━━━ AVAILABLE RECORDS ━━━
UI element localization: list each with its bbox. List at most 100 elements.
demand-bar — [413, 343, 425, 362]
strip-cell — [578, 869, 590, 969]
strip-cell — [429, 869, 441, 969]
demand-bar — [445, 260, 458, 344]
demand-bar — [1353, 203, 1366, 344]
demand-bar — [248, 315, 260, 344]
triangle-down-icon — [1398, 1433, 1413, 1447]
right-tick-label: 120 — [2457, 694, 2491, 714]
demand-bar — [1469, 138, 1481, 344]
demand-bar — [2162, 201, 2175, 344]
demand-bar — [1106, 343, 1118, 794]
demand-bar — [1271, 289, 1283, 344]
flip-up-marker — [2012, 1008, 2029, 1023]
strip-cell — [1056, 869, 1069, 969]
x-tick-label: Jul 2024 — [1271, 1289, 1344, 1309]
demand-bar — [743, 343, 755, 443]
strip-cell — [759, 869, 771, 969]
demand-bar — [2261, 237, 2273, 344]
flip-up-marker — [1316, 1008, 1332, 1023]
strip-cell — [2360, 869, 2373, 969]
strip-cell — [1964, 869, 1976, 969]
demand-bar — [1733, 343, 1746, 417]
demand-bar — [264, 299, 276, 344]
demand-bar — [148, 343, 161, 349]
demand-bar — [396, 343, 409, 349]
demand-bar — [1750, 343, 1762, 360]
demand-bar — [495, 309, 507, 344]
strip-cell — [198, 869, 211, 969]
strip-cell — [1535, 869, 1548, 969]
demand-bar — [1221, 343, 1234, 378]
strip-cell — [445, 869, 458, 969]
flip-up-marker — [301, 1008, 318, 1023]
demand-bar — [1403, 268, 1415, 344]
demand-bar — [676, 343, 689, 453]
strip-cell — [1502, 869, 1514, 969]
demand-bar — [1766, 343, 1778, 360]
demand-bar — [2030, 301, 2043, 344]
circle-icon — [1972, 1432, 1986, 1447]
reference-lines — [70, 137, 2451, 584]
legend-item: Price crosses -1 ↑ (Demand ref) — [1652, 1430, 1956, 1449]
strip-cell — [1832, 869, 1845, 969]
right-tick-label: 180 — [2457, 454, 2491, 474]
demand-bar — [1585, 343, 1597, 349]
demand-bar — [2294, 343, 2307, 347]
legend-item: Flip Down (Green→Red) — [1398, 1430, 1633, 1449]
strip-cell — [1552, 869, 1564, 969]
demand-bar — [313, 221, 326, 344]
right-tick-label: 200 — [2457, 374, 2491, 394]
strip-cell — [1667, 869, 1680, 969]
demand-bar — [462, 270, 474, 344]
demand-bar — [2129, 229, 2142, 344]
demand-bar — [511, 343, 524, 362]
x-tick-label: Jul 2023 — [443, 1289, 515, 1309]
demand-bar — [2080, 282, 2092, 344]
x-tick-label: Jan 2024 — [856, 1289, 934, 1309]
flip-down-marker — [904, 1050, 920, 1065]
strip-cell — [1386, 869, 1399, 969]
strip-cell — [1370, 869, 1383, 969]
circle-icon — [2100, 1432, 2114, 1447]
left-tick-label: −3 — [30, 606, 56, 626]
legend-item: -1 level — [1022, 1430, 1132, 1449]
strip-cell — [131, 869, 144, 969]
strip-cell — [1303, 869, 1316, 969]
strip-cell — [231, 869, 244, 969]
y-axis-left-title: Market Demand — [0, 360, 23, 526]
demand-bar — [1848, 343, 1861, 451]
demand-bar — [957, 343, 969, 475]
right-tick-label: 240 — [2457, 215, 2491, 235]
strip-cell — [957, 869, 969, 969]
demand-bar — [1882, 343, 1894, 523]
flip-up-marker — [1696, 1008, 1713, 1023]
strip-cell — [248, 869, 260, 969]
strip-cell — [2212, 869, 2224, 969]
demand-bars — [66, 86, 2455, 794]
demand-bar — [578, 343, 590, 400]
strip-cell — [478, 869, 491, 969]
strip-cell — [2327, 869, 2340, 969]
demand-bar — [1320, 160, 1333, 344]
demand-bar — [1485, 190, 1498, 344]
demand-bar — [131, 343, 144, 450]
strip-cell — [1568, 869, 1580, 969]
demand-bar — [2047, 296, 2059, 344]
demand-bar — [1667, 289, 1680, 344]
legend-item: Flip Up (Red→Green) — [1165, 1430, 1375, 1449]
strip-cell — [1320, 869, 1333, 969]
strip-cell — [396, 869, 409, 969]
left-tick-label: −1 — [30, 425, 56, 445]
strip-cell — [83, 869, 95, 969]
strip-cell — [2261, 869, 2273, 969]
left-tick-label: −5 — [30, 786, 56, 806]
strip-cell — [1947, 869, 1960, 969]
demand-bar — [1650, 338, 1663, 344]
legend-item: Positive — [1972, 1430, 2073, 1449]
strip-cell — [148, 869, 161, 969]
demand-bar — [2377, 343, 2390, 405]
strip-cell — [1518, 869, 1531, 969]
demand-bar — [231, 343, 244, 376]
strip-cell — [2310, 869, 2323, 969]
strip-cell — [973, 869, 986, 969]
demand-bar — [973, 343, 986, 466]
━━━
-- INSTRUCTION --
Can you print all of the entries above again, line for line, without changing a character?

-- PROBLEM SOLUTION --
UI element localization: list each with its bbox. List at most 100 elements.
demand-bar — [413, 343, 425, 362]
strip-cell — [578, 869, 590, 969]
strip-cell — [429, 869, 441, 969]
demand-bar — [445, 260, 458, 344]
demand-bar — [1353, 203, 1366, 344]
demand-bar — [248, 315, 260, 344]
triangle-down-icon — [1398, 1433, 1413, 1447]
right-tick-label: 120 — [2457, 694, 2491, 714]
demand-bar — [1469, 138, 1481, 344]
demand-bar — [2162, 201, 2175, 344]
demand-bar — [1106, 343, 1118, 794]
demand-bar — [1271, 289, 1283, 344]
flip-up-marker — [2012, 1008, 2029, 1023]
strip-cell — [1056, 869, 1069, 969]
x-tick-label: Jul 2024 — [1271, 1289, 1344, 1309]
demand-bar — [743, 343, 755, 443]
strip-cell — [759, 869, 771, 969]
demand-bar — [2261, 237, 2273, 344]
flip-up-marker — [1316, 1008, 1332, 1023]
strip-cell — [2360, 869, 2373, 969]
strip-cell — [1964, 869, 1976, 969]
demand-bar — [1733, 343, 1746, 417]
demand-bar — [264, 299, 276, 344]
demand-bar — [148, 343, 161, 349]
demand-bar — [396, 343, 409, 349]
demand-bar — [1750, 343, 1762, 360]
demand-bar — [495, 309, 507, 344]
strip-cell — [198, 869, 211, 969]
strip-cell — [1535, 869, 1548, 969]
demand-bar — [1221, 343, 1234, 378]
strip-cell — [445, 869, 458, 969]
flip-up-marker — [301, 1008, 318, 1023]
demand-bar — [1403, 268, 1415, 344]
demand-bar — [676, 343, 689, 453]
strip-cell — [1502, 869, 1514, 969]
demand-bar — [1766, 343, 1778, 360]
demand-bar — [2030, 301, 2043, 344]
circle-icon — [1972, 1432, 1986, 1447]
reference-lines — [70, 137, 2451, 584]
legend-item: Price crosses -1 ↑ (Demand ref) — [1652, 1430, 1956, 1449]
strip-cell — [1832, 869, 1845, 969]
right-tick-label: 180 — [2457, 454, 2491, 474]
demand-bar — [1585, 343, 1597, 349]
demand-bar — [2294, 343, 2307, 347]
legend-item: Flip Down (Green→Red) — [1398, 1430, 1633, 1449]
strip-cell — [1552, 869, 1564, 969]
demand-bar — [313, 221, 326, 344]
right-tick-label: 200 — [2457, 374, 2491, 394]
strip-cell — [1667, 869, 1680, 969]
demand-bar — [462, 270, 474, 344]
demand-bar — [2129, 229, 2142, 344]
demand-bar — [511, 343, 524, 362]
x-tick-label: Jul 2023 — [443, 1289, 515, 1309]
demand-bar — [2080, 282, 2092, 344]
x-tick-label: Jan 2024 — [856, 1289, 934, 1309]
flip-down-marker — [904, 1050, 920, 1065]
strip-cell — [1386, 869, 1399, 969]
strip-cell — [1370, 869, 1383, 969]
circle-icon — [2100, 1432, 2114, 1447]
left-tick-label: −3 — [30, 606, 56, 626]
legend-item: -1 level — [1022, 1430, 1132, 1449]
strip-cell — [131, 869, 144, 969]
strip-cell — [1303, 869, 1316, 969]
strip-cell — [231, 869, 244, 969]
y-axis-left-title: Market Demand — [0, 360, 23, 526]
demand-bar — [1848, 343, 1861, 451]
demand-bar — [957, 343, 969, 475]
right-tick-label: 240 — [2457, 215, 2491, 235]
strip-cell — [957, 869, 969, 969]
demand-bar — [1882, 343, 1894, 523]
flip-up-marker — [1696, 1008, 1713, 1023]
strip-cell — [248, 869, 260, 969]
strip-cell — [2212, 869, 2224, 969]
demand-bars — [66, 86, 2455, 794]
demand-bar — [578, 343, 590, 400]
strip-cell — [478, 869, 491, 969]
strip-cell — [2327, 869, 2340, 969]
demand-bar — [1320, 160, 1333, 344]
demand-bar — [1485, 190, 1498, 344]
demand-bar — [131, 343, 144, 450]
strip-cell — [1568, 869, 1580, 969]
demand-bar — [2047, 296, 2059, 344]
demand-bar — [1667, 289, 1680, 344]
legend-item: Flip Up (Red→Green) — [1165, 1430, 1375, 1449]
strip-cell — [1320, 869, 1333, 969]
strip-cell — [396, 869, 409, 969]
left-tick-label: −1 — [30, 425, 56, 445]
strip-cell — [83, 869, 95, 969]
strip-cell — [2261, 869, 2273, 969]
left-tick-label: −5 — [30, 786, 56, 806]
strip-cell — [1947, 869, 1960, 969]
demand-bar — [1650, 338, 1663, 344]
legend-item: Positive — [1972, 1430, 2073, 1449]
strip-cell — [148, 869, 161, 969]
demand-bar — [2377, 343, 2390, 405]
strip-cell — [1518, 869, 1531, 969]
demand-bar — [231, 343, 244, 376]
strip-cell — [2310, 869, 2323, 969]
strip-cell — [973, 869, 986, 969]
demand-bar — [973, 343, 986, 466]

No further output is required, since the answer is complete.